- _TO DO_
The records below need retyping in full; give them again exactly.

□ □ □ □ □

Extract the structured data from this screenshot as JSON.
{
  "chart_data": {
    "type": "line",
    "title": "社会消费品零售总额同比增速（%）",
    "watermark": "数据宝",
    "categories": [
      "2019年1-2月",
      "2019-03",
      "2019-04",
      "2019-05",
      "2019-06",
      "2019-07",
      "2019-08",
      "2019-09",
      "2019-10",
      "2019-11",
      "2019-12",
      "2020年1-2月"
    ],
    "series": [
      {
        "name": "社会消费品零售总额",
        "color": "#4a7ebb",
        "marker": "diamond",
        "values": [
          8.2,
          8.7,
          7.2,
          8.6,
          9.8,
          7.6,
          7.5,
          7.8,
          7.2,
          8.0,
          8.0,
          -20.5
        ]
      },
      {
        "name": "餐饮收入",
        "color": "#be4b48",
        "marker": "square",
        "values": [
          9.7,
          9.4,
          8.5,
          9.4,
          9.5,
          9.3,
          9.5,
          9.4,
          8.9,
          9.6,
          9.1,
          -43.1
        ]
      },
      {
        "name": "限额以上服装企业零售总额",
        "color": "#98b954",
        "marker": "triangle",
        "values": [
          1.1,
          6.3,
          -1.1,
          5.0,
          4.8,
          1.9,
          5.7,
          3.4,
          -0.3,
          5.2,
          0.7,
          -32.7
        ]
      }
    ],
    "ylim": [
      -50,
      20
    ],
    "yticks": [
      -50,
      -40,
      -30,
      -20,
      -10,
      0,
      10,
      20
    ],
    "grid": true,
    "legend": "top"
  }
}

□ □ □ □ □

- _THE OUTPUT_
Extract the structured data from this screenshot as JSON.
{
  "chart_data": {
    "type": "line",
    "title": "社会消费品零售总额同比增速（%）",
    "watermark": "数据宝",
    "categories": [
      "2019年1-2月",
      "2019-03",
      "2019-04",
      "2019-05",
      "2019-06",
      "2019-07",
      "2019-08",
      "2019-09",
      "2019-10",
      "2019-11",
      "2019-12",
      "2020年1-2月"
    ],
    "series": [
      {
        "name": "社会消费品零售总额",
        "color": "#4a7ebb",
        "marker": "diamond",
        "values": [
          8.2,
          8.7,
          7.2,
          8.6,
          9.8,
          7.6,
          7.5,
          7.8,
          7.2,
          8.0,
          8.0,
          -20.5
        ]
      },
      {
        "name": "餐饮收入",
        "color": "#be4b48",
        "marker": "square",
        "values": [
          9.7,
          9.4,
          8.5,
          9.4,
          9.5,
          9.3,
          9.5,
          9.4,
          8.9,
          9.6,
          9.1,
          -43.1
        ]
      },
      {
        "name": "限额以上服装企业零售总额",
        "color": "#98b954",
        "marker": "triangle",
        "values": [
          1.1,
          6.3,
          -1.1,
          5.0,
          4.8,
          1.9,
          5.7,
          3.4,
          -0.3,
          5.2,
          0.7,
          -32.7
        ]
      }
    ],
    "ylim": [
      -50,
      20
    ],
    "yticks": [
      -50,
      -40,
      -30,
      -20,
      -10,
      0,
      10,
      20
    ],
    "grid": true,
    "legend": "top"
  }
}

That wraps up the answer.